> [Stated exercise]: Omit the pictures, then reproduce every remaining record exactly.

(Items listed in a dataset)
········

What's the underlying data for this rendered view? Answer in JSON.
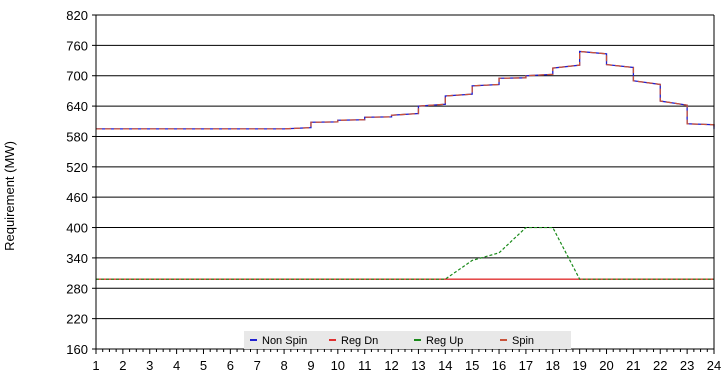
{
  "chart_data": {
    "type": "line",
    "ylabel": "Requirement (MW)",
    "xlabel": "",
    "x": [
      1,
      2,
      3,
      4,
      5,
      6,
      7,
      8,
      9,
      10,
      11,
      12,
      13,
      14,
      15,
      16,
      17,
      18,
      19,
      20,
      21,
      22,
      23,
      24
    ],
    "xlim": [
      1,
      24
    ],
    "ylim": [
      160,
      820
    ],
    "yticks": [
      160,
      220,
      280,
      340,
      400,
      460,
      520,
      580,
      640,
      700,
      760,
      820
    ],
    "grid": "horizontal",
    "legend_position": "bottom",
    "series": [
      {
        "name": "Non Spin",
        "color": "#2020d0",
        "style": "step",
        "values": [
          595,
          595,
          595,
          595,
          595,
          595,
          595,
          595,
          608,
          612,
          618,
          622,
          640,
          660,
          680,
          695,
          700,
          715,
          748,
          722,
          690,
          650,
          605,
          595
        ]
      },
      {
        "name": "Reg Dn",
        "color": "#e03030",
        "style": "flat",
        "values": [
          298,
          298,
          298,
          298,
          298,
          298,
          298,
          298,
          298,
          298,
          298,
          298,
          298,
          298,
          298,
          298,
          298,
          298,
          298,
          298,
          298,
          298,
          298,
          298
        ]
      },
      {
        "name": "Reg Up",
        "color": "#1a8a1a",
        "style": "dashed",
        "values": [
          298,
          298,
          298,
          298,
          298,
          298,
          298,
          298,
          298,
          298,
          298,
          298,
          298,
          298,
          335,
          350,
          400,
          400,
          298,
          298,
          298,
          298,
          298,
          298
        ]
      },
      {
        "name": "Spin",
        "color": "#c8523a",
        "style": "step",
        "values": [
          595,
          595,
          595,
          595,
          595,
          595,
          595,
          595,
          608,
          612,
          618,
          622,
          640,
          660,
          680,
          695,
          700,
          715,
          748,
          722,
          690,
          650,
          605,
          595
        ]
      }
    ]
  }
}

········

> [Answer to this exercise]:
What's the underlying data for this rendered view? Answer in JSON.
{
  "chart_data": {
    "type": "line",
    "ylabel": "Requirement (MW)",
    "xlabel": "",
    "x": [
      1,
      2,
      3,
      4,
      5,
      6,
      7,
      8,
      9,
      10,
      11,
      12,
      13,
      14,
      15,
      16,
      17,
      18,
      19,
      20,
      21,
      22,
      23,
      24
    ],
    "xlim": [
      1,
      24
    ],
    "ylim": [
      160,
      820
    ],
    "yticks": [
      160,
      220,
      280,
      340,
      400,
      460,
      520,
      580,
      640,
      700,
      760,
      820
    ],
    "grid": "horizontal",
    "legend_position": "bottom",
    "series": [
      {
        "name": "Non Spin",
        "color": "#2020d0",
        "style": "step",
        "values": [
          595,
          595,
          595,
          595,
          595,
          595,
          595,
          595,
          608,
          612,
          618,
          622,
          640,
          660,
          680,
          695,
          700,
          715,
          748,
          722,
          690,
          650,
          605,
          595
        ]
      },
      {
        "name": "Reg Dn",
        "color": "#e03030",
        "style": "flat",
        "values": [
          298,
          298,
          298,
          298,
          298,
          298,
          298,
          298,
          298,
          298,
          298,
          298,
          298,
          298,
          298,
          298,
          298,
          298,
          298,
          298,
          298,
          298,
          298,
          298
        ]
      },
      {
        "name": "Reg Up",
        "color": "#1a8a1a",
        "style": "dashed",
        "values": [
          298,
          298,
          298,
          298,
          298,
          298,
          298,
          298,
          298,
          298,
          298,
          298,
          298,
          298,
          335,
          350,
          400,
          400,
          298,
          298,
          298,
          298,
          298,
          298
        ]
      },
      {
        "name": "Spin",
        "color": "#c8523a",
        "style": "step",
        "values": [
          595,
          595,
          595,
          595,
          595,
          595,
          595,
          595,
          608,
          612,
          618,
          622,
          640,
          660,
          680,
          695,
          700,
          715,
          748,
          722,
          690,
          650,
          605,
          595
        ]
      }
    ]
  }
}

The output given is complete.